# Document text
============================================================

The portrayal of this individual event encouraged the perception that the black community was solely responsible for the riots and disturbances. According to reports, of those arrested, only 36% were black and of those arrested, more than a third had full-time jobs and most had no political affiliation.
Some 60% of the rioters and looters were made up of Hispanics and whites. Yet the media did not report this underlying fact. The media portrayal of this event along with other race riots has again inflicted negative charges and scorn on black awareness. Race riots in Miami in 1980 were similar to the later Los Angeles riots. Here the media also refused to search for the underlying cause behind the protest choosing instead only to depict African American males engaged in violence and destruction. The underlying factors behind these problems is never researched or explained in prior or later stories.
The U.S. News, Media and Race
Clearly, the economic structure of the American news media and the local media make them subject to pressures from powerful interest groups. In 1967, the Kerner Report attacked the mass media for their inadequate handling of day-to-day coverage of racial events. The Report charged the media with failing to properly communicate about race to the majority of their audience. That is, white America needed to hear more about the actual conditions and feelings of African Americans in the U.S. Only when events are associated with concern of the "white public" do they become newsworthy.
Given the situation in America where the major news media have predominantly white reporters and seek to serve a mainly white audience, it follows that the "public" which dictates newsworthy events is a white public. The day to day tensions of black existence and exploitation, which are crucial concerns of the black community, are not primary.

============================================================

# Written instruction 1
Can you extract the part of the passage on news media and race that runs from "The U.S. News, Media" up to and including "they become newsworthy.", word for word?

# Provided material

============================================================

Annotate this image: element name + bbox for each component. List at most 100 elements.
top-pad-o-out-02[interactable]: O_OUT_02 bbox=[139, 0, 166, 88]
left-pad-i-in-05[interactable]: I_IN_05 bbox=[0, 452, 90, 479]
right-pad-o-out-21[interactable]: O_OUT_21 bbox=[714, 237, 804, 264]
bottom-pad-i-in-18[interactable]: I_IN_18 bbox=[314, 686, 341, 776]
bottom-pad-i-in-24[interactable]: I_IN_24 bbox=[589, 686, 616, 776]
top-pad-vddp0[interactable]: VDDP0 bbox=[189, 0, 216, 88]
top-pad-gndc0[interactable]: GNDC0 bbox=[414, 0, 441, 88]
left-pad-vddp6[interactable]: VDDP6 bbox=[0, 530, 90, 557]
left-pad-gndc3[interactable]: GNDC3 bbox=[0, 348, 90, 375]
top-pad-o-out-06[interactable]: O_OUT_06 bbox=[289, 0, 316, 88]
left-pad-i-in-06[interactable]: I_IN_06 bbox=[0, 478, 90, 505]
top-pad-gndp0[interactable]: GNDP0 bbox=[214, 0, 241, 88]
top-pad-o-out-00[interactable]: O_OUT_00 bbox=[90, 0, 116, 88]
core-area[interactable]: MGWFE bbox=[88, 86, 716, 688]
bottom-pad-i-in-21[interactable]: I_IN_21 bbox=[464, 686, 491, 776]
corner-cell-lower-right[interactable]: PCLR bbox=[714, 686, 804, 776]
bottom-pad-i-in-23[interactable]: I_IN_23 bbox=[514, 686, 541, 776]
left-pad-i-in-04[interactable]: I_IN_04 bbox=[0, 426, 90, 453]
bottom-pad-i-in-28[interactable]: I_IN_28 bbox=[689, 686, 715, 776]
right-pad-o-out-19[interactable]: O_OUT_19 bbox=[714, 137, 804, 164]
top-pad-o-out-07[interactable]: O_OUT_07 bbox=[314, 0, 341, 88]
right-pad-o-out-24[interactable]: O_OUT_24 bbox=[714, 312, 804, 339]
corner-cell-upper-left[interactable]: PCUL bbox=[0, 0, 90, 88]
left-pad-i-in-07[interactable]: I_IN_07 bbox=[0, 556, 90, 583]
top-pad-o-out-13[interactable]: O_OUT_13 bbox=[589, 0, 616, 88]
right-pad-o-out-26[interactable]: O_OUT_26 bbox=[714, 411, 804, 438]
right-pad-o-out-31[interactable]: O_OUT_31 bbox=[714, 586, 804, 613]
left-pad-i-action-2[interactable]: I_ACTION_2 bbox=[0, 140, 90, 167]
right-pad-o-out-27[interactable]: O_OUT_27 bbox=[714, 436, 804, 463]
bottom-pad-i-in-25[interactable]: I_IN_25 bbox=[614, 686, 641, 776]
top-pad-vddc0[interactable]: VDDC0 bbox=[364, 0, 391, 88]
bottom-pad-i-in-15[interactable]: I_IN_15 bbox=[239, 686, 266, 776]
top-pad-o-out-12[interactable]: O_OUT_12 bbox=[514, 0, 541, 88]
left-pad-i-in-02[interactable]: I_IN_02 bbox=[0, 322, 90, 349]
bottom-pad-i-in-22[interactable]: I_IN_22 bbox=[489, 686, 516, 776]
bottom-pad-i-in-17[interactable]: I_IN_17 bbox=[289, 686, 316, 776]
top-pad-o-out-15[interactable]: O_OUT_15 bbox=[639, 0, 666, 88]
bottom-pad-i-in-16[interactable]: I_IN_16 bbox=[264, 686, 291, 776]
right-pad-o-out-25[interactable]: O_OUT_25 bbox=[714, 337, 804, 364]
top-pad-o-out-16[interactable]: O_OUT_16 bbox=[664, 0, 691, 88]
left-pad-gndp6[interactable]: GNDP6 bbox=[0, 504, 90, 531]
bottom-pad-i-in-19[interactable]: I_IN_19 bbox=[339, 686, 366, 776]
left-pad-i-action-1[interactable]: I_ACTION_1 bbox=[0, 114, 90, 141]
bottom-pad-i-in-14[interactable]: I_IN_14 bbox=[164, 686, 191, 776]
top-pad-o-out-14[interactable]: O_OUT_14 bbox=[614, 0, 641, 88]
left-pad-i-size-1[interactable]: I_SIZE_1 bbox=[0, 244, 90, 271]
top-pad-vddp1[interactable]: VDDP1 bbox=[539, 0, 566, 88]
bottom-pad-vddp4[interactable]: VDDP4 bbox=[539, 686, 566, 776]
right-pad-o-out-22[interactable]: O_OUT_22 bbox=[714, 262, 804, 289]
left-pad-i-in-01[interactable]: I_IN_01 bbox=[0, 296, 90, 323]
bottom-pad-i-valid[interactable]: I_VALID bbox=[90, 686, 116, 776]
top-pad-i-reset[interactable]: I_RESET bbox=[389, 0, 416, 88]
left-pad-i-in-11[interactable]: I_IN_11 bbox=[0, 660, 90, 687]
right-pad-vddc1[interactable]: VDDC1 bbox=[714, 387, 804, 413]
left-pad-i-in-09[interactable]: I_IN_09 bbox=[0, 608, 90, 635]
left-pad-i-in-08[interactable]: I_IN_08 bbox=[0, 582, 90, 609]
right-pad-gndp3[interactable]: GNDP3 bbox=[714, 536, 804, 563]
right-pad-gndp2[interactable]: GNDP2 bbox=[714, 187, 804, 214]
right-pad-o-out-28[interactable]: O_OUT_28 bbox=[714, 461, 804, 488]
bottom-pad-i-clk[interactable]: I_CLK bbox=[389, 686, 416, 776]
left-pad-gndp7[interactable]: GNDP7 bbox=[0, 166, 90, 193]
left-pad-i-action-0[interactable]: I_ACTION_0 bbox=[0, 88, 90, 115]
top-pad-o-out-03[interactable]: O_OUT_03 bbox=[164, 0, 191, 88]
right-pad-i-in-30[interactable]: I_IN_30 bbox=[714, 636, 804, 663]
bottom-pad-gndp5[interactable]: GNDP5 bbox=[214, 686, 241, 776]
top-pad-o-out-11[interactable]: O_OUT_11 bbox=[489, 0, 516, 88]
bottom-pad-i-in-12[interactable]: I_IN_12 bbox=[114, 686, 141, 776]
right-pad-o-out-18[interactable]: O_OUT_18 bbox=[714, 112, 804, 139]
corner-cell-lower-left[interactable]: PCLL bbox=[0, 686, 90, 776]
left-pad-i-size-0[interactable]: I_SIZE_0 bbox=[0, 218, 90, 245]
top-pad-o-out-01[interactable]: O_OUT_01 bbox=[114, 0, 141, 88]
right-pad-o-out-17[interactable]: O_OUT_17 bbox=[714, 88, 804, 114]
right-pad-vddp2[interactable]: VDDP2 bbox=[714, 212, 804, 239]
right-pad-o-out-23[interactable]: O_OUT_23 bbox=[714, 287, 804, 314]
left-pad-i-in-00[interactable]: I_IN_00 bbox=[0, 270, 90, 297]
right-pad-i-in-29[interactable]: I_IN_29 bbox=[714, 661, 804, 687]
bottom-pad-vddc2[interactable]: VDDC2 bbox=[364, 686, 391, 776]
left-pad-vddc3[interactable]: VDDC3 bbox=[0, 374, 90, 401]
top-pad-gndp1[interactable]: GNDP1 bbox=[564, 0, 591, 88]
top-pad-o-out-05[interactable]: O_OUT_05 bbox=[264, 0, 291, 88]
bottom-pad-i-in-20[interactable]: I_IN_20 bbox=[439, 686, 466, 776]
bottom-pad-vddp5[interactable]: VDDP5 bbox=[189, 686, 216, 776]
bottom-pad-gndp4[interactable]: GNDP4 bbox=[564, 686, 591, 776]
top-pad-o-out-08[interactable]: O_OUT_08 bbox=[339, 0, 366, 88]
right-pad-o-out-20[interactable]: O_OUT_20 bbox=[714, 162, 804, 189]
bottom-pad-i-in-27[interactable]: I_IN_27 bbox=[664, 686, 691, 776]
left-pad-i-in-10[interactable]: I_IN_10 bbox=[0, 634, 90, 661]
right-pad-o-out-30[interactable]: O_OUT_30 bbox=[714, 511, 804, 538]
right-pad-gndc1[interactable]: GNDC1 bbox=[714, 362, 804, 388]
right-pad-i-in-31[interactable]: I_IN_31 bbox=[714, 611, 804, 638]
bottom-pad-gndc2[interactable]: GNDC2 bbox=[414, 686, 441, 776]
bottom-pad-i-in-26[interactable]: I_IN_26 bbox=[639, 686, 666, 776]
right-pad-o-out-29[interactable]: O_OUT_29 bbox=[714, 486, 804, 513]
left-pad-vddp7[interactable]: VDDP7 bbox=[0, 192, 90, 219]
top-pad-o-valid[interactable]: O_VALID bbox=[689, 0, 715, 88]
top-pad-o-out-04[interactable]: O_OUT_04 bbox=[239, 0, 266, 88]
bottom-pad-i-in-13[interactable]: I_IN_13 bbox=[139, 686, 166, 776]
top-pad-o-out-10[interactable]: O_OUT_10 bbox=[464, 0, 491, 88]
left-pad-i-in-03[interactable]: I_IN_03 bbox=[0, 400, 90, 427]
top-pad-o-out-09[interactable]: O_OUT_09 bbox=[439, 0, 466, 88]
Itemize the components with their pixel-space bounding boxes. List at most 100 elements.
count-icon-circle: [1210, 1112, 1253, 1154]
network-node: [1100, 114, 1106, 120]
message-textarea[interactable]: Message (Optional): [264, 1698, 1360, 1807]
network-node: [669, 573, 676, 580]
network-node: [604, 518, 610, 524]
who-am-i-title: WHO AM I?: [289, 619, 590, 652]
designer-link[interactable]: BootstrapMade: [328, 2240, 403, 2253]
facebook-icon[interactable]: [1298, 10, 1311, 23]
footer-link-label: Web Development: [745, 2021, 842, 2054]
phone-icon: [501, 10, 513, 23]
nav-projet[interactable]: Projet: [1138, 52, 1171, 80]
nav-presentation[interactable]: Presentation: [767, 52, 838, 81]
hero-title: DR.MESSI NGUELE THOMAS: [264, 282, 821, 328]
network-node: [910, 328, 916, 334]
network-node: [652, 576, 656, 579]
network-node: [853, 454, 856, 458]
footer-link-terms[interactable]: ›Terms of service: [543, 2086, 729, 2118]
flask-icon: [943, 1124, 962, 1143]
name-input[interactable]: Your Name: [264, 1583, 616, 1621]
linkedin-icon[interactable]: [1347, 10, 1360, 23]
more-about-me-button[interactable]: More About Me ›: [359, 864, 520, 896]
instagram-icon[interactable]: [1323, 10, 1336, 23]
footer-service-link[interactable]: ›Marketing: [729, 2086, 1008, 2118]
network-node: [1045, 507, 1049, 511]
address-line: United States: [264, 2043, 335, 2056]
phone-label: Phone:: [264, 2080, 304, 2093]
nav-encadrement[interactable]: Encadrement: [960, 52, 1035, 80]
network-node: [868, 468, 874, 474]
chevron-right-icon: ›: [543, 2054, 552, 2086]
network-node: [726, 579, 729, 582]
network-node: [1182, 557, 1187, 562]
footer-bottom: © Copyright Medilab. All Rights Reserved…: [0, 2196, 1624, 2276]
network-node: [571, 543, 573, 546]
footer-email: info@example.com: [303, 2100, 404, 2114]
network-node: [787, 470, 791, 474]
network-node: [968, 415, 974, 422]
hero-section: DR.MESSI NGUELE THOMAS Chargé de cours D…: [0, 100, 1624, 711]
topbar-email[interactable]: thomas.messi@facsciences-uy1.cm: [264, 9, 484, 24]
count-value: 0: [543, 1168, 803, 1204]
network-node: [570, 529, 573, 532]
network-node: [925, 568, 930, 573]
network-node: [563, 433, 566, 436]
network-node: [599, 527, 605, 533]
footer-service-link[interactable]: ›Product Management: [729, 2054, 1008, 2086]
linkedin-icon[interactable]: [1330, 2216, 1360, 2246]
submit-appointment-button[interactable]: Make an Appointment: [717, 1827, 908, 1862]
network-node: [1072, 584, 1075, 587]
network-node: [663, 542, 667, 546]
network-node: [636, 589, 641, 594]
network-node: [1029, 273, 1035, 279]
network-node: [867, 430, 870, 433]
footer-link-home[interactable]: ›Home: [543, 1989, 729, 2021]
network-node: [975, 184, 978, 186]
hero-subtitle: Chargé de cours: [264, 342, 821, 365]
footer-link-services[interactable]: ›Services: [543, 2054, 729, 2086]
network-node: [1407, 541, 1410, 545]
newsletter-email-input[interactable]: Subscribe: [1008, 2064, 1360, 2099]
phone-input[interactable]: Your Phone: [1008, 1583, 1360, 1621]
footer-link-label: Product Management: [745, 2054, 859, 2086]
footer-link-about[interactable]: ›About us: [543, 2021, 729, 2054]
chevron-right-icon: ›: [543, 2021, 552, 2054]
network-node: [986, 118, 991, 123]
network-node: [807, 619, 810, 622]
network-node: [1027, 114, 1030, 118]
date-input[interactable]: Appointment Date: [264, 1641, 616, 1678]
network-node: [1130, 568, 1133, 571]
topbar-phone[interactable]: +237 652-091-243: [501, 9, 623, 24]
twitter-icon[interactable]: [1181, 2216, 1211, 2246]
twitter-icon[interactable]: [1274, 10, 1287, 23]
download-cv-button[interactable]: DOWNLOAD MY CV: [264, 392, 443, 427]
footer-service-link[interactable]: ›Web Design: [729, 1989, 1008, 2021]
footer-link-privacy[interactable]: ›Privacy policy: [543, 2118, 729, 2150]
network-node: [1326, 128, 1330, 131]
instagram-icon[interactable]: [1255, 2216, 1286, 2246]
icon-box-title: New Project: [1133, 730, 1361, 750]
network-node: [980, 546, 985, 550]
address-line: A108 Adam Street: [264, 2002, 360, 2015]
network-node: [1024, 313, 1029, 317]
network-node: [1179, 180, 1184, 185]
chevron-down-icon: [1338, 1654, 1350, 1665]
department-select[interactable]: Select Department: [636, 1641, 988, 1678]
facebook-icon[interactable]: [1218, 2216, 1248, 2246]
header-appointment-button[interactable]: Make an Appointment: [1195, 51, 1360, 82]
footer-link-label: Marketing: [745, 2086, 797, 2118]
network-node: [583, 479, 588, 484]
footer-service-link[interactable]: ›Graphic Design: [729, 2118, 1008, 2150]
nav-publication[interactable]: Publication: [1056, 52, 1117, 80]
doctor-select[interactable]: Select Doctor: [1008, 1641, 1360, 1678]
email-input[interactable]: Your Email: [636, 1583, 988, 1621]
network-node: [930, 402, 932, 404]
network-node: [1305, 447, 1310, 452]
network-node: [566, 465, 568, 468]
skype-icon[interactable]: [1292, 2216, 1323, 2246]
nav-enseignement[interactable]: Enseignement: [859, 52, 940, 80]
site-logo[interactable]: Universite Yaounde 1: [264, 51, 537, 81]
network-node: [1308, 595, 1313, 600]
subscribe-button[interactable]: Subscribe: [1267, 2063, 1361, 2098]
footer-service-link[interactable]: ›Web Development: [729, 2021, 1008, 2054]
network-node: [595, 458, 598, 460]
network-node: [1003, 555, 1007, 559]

============================================================

# Written instruction 2
Will you lay out the listing as a JSON list of strings, one string per line with blank lines omitted, covering only the span from its first line up to and including the line with "686, 715, 776]"?

# Exercise result 1
The U.S. News, Media and Race
Clearly, the economic structure of the American news media and the local media make them subject to pressures from powerful interest groups. In 1967, the Kerner Report attacked the mass media for their inadequate handling of day-to-day coverage of racial events. The Report charged the media with failing to properly communicate about race to the majority of their audience. That is, white America needed to hear more about the actual conditions and feelings of African Americans in the U.S. Only when events are associated with concern of the "white public" do they become newsworthy.

# Exercise result 2
[
  "Annotate this image: element name + bbox for each component. List at most 100 elements.",
  "top-pad-o-out-02[interactable]: O_OUT_02 bbox=[139, 0, 166, 88]",
  "left-pad-i-in-05[interactable]: I_IN_05 bbox=[0, 452, 90, 479]",
  "right-pad-o-out-21[interactable]: O_OUT_21 bbox=[714, 237, 804, 264]",
  "bottom-pad-i-in-18[interactable]: I_IN_18 bbox=[314, 686, 341, 776]",
  "bottom-pad-i-in-24[interactable]: I_IN_24 bbox=[589, 686, 616, 776]",
  "top-pad-vddp0[interactable]: VDDP0 bbox=[189, 0, 216, 88]",
  "top-pad-gndc0[interactable]: GNDC0 bbox=[414, 0, 441, 88]",
  "left-pad-vddp6[interactable]: VDDP6 bbox=[0, 530, 90, 557]",
  "left-pad-gndc3[interactable]: GNDC3 bbox=[0, 348, 90, 375]",
  "top-pad-o-out-06[interactable]: O_OUT_06 bbox=[289, 0, 316, 88]",
  "left-pad-i-in-06[interactable]: I_IN_06 bbox=[0, 478, 90, 505]",
  "top-pad-gndp0[interactable]: GNDP0 bbox=[214, 0, 241, 88]",
  "top-pad-o-out-00[interactable]: O_OUT_00 bbox=[90, 0, 116, 88]",
  "core-area[interactable]: MGWFE bbox=[88, 86, 716, 688]",
  "bottom-pad-i-in-21[interactable]: I_IN_21 bbox=[464, 686, 491, 776]",
  "corner-cell-lower-right[interactable]: PCLR bbox=[714, 686, 804, 776]",
  "bottom-pad-i-in-23[interactable]: I_IN_23 bbox=[514, 686, 541, 776]",
  "left-pad-i-in-04[interactable]: I_IN_04 bbox=[0, 426, 90, 453]",
  "bottom-pad-i-in-28[interactable]: I_IN_28 bbox=[689, 686, 715, 776]"
]